** BEGIN Stored data **
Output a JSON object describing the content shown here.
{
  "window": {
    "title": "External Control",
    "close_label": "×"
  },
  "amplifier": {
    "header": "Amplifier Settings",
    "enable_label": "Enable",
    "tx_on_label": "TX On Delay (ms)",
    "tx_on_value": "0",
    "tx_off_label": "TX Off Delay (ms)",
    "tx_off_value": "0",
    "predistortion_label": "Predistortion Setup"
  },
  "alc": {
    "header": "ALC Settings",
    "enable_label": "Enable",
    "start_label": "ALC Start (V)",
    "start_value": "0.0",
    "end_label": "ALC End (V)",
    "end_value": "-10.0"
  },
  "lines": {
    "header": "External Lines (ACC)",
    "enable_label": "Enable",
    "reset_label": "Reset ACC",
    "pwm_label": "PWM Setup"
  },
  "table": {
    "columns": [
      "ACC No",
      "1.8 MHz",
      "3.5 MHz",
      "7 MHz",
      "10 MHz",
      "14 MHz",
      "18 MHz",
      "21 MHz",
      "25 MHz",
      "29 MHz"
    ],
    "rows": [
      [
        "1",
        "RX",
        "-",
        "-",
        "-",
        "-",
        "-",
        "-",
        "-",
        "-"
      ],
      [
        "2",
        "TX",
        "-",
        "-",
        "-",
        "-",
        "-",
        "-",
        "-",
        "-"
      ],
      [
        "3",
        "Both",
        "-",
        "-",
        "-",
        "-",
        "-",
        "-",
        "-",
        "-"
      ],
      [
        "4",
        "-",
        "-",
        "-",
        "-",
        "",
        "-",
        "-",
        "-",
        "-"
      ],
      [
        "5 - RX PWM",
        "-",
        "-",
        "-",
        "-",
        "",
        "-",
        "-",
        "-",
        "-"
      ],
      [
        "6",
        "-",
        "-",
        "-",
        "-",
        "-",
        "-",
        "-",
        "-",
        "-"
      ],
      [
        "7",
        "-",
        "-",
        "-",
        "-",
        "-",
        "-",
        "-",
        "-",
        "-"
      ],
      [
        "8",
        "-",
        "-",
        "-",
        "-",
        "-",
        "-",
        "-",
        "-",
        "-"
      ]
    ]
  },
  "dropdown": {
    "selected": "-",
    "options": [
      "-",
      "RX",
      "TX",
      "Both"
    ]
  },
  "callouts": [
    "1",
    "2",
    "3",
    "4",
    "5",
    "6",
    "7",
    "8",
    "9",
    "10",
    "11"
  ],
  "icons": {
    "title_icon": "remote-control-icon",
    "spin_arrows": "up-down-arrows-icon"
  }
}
** END Stored data **
Go through the listing and copy all of it exactly.

▶ Output below
Output a JSON object describing the content shown here.
{
  "window": {
    "title": "External Control",
    "close_label": "×"
  },
  "amplifier": {
    "header": "Amplifier Settings",
    "enable_label": "Enable",
    "tx_on_label": "TX On Delay (ms)",
    "tx_on_value": "0",
    "tx_off_label": "TX Off Delay (ms)",
    "tx_off_value": "0",
    "predistortion_label": "Predistortion Setup"
  },
  "alc": {
    "header": "ALC Settings",
    "enable_label": "Enable",
    "start_label": "ALC Start (V)",
    "start_value": "0.0",
    "end_label": "ALC End (V)",
    "end_value": "-10.0"
  },
  "lines": {
    "header": "External Lines (ACC)",
    "enable_label": "Enable",
    "reset_label": "Reset ACC",
    "pwm_label": "PWM Setup"
  },
  "table": {
    "columns": [
      "ACC No",
      "1.8 MHz",
      "3.5 MHz",
      "7 MHz",
      "10 MHz",
      "14 MHz",
      "18 MHz",
      "21 MHz",
      "25 MHz",
      "29 MHz"
    ],
    "rows": [
      [
        "1",
        "RX",
        "-",
        "-",
        "-",
        "-",
        "-",
        "-",
        "-",
        "-"
      ],
      [
        "2",
        "TX",
        "-",
        "-",
        "-",
        "-",
        "-",
        "-",
        "-",
        "-"
      ],
      [
        "3",
        "Both",
        "-",
        "-",
        "-",
        "-",
        "-",
        "-",
        "-",
        "-"
      ],
      [
        "4",
        "-",
        "-",
        "-",
        "-",
        "",
        "-",
        "-",
        "-",
        "-"
      ],
      [
        "5 - RX PWM",
        "-",
        "-",
        "-",
        "-",
        "",
        "-",
        "-",
        "-",
        "-"
      ],
      [
        "6",
        "-",
        "-",
        "-",
        "-",
        "-",
        "-",
        "-",
        "-",
        "-"
      ],
      [
        "7",
        "-",
        "-",
        "-",
        "-",
        "-",
        "-",
        "-",
        "-",
        "-"
      ],
      [
        "8",
        "-",
        "-",
        "-",
        "-",
        "-",
        "-",
        "-",
        "-",
        "-"
      ]
    ]
  },
  "dropdown": {
    "selected": "-",
    "options": [
      "-",
      "RX",
      "TX",
      "Both"
    ]
  },
  "callouts": [
    "1",
    "2",
    "3",
    "4",
    "5",
    "6",
    "7",
    "8",
    "9",
    "10",
    "11"
  ],
  "icons": {
    "title_icon": "remote-control-icon",
    "spin_arrows": "up-down-arrows-icon"
  }
}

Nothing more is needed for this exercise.